案例一:Spark Streaming处理socket数据
import org.apache.spark.SparkConf
import org.apache.spark.streaming.{Seconds, StreamingContext}
/**
* @author YuZhansheng
* @desc SparkStreaming处理socket数据
* @create 2019-02-19 11:26
*/
object NetworkWordCount {
def main(args: Array[String]): Unit = {
val sparkConf = new SparkConf().setMaster("local[2]").setAppName("NetworkWordCount")
//创建StreamingContext需要两个参数:SparkConf和batch interval
val ssc = new StreamingContext(sparkConf,Seconds(5))
val lines = ssc.socketTextStream("localhost",6789)
val result = lines.flatMap(_.split(" ")).map((_,1)).reduceByKey(_+_)
result.print()
ssc.start()
ssc.awaitTermination()
}
}
测试:使用nc来测试 nc -lk 6789
发送数据,控制台打印出数据词频。
案例二:Spark Streaming处理文件系统数据(包括HDFS和本地文件系统)
import org.apache.spark.SparkConf
import org.apache.spark.streaming.{Seconds, StreamingContext}
/**
* @author YuZhansheng
* @desc Spark Streaming处理文件系统数据(包括HDFS和本地文件系统)
* @create 2019-02-19 21:31
*/
object FileWordCount {
def main(args: Array[String]): Unit = {
val sparkConf = new SparkConf().setMaster("local").setAppName("FileWordCount")

_练习任务_
#1 请从“案例一:Spark Streaming处理socket数据”起，一直到“ssc = new StreamingContext(sparkConf,Seconds(5))”止，原样摘录这段Spark Streaming示例。
#2 这段Spark Streaming示例在文中中断了，请接着它续写下去。

_数据集记录_

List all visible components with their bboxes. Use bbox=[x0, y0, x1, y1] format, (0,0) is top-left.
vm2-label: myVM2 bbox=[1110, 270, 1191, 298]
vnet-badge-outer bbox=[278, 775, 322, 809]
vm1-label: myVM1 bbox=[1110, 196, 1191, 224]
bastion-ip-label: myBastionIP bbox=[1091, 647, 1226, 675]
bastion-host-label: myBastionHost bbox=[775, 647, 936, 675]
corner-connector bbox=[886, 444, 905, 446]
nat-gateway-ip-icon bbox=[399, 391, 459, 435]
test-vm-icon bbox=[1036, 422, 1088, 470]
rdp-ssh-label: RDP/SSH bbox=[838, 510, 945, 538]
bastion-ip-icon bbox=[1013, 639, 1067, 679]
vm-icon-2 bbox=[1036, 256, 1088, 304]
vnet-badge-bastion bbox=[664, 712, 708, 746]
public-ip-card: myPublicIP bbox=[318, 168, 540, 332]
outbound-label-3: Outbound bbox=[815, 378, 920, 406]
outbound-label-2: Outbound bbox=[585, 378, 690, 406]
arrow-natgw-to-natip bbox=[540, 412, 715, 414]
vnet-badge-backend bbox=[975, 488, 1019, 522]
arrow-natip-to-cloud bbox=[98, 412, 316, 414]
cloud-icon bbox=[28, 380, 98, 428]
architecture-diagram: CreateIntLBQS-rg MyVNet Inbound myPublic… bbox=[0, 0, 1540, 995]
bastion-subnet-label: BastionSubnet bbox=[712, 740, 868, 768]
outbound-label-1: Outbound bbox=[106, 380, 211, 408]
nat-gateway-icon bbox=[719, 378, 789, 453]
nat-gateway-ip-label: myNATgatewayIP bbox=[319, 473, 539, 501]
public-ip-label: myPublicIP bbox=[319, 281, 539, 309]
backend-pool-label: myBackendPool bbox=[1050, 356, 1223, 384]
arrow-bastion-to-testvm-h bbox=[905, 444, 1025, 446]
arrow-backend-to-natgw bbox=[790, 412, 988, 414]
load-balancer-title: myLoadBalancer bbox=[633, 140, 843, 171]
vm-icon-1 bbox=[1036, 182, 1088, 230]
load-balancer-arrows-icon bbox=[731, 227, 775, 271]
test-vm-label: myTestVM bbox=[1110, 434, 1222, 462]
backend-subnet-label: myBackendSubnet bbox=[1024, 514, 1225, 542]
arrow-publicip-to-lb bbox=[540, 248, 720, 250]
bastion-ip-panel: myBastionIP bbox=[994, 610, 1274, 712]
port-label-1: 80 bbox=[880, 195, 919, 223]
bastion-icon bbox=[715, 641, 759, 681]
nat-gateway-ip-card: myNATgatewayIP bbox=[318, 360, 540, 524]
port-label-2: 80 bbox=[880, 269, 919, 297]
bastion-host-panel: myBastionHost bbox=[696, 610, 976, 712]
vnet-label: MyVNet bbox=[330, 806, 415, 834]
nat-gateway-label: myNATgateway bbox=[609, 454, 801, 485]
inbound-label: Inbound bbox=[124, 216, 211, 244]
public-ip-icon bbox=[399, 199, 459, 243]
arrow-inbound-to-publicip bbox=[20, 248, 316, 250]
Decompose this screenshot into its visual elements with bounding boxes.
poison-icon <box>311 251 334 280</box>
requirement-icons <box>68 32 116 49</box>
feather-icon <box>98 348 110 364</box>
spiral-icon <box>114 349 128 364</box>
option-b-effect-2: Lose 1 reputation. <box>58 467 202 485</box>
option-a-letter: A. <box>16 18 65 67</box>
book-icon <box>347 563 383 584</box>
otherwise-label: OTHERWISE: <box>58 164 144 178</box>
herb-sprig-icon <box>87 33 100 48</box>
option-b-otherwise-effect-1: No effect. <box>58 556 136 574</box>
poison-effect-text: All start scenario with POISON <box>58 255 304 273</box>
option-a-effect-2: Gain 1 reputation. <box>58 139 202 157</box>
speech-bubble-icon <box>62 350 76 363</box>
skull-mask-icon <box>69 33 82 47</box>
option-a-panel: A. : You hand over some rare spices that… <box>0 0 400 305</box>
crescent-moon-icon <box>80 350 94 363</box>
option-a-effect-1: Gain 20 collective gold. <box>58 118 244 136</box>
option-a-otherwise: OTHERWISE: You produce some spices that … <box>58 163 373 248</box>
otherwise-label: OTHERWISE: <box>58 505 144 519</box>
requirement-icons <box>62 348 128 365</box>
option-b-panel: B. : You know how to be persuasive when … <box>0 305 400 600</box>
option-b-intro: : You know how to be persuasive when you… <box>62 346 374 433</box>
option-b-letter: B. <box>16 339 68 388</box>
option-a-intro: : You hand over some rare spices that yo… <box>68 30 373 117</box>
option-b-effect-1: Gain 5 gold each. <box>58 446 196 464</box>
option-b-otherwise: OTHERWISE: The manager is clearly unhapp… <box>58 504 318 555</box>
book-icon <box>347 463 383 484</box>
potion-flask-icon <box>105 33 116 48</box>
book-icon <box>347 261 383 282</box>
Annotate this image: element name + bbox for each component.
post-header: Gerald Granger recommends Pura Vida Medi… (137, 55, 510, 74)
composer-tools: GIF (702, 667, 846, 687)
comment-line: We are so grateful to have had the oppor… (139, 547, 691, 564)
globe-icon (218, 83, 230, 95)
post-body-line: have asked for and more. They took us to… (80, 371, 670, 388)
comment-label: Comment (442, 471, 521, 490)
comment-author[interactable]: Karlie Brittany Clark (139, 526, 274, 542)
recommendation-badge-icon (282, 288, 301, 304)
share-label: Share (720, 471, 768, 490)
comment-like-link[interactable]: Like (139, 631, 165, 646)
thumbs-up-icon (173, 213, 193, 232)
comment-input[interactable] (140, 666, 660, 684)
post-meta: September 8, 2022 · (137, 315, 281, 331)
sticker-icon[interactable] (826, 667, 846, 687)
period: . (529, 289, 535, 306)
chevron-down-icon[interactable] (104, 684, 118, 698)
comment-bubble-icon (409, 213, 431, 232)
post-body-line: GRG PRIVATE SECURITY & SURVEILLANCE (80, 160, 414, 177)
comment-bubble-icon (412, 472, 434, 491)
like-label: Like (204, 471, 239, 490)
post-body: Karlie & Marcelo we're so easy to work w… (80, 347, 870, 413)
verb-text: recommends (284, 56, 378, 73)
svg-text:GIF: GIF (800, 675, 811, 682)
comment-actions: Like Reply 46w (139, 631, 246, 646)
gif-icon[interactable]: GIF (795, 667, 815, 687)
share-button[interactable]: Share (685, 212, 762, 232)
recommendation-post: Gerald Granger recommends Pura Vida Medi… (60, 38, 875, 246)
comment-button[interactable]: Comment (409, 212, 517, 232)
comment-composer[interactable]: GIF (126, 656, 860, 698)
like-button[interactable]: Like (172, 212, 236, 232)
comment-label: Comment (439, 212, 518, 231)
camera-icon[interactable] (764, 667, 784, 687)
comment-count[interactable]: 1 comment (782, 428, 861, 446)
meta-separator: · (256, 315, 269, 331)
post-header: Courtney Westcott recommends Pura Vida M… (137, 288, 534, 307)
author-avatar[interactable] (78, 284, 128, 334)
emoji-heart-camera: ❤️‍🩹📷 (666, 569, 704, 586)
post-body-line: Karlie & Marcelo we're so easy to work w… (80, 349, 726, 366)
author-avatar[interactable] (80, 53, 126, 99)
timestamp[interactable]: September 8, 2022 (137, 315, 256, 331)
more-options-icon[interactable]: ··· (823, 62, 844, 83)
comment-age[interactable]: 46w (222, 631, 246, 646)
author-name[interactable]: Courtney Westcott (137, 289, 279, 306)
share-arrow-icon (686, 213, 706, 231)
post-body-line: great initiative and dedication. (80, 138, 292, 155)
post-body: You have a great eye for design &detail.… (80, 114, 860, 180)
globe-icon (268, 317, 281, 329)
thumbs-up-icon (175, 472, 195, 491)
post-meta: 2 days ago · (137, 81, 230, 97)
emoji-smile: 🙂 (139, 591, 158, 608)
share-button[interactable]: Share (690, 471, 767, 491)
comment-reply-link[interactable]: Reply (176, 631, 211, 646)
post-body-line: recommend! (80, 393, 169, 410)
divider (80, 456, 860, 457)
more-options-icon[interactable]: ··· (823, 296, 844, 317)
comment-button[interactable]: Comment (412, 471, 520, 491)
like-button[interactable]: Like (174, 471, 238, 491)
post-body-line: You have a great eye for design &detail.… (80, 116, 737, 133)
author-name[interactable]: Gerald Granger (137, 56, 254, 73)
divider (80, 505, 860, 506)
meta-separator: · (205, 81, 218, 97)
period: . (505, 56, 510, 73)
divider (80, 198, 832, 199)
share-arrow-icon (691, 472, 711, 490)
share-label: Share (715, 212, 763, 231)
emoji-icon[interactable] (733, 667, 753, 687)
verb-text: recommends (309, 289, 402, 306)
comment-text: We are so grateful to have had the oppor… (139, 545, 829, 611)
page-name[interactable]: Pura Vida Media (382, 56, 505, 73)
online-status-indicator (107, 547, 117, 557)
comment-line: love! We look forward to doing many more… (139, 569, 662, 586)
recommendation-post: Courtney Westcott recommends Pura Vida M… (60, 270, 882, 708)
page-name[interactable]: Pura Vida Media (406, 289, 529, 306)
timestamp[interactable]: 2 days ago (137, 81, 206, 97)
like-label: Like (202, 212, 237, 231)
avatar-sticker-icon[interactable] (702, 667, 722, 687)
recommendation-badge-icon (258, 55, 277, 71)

_逐题答案_
#1
案例一:Spark Streaming处理socket数据
import org.apache.spark.SparkConf
import org.apache.spark.streaming.{Seconds, StreamingContext}
/**
* @author YuZhansheng
* @desc SparkStreaming处理socket数据
* @create 2019-02-19 11:26
*/
object NetworkWordCount {
def main(args: Array[String]): Unit = {
val sparkConf = new SparkConf().setMaster("local[2]").setAppName("NetworkWordCount")
//创建StreamingContext需要两个参数:SparkConf和batch interval
val ssc = new StreamingContext(sparkConf,Seconds(5))

#2
val ssc = new StreamingContext(sparkConf,Seconds(5))
//监控/root/DataSet这个文件下文件内容
val lines = ssc.textFileStream("/root/DataSet")
val result = lines.flatMap(_.split(" ")).map((_,1)).reduceByKey(_+_)
result.print()
ssc.start()
ssc.awaitTermination()
}
}
往/root/DataSet文件夹下复制或者移动文本文件,观察控制台输出。
案例三:使用Spark Streaming完成词频统计,并将结果写入到MySQL中
小插曲:忘记了MySQLroot密码了,折腾了一会儿,才修改回来,记录一下。参看这篇博客
步骤:
1.首先确认服务器出于安全的状态,也就是没有人能够任意地连接MySQL数据库。
因为在重新设置MySQL的root密码的期间,MySQL数据库完全出于没有密码保护的
状态下,其他的用户也可以任意地登录和修改MySQL的信息。可以采用将MySQL对
外的端口封闭,并且停止Apache以及所有的用户进程的方法实现服务器的准安全
状态。最安全的状态是到服务器的Console上面操作,并且拔掉网线。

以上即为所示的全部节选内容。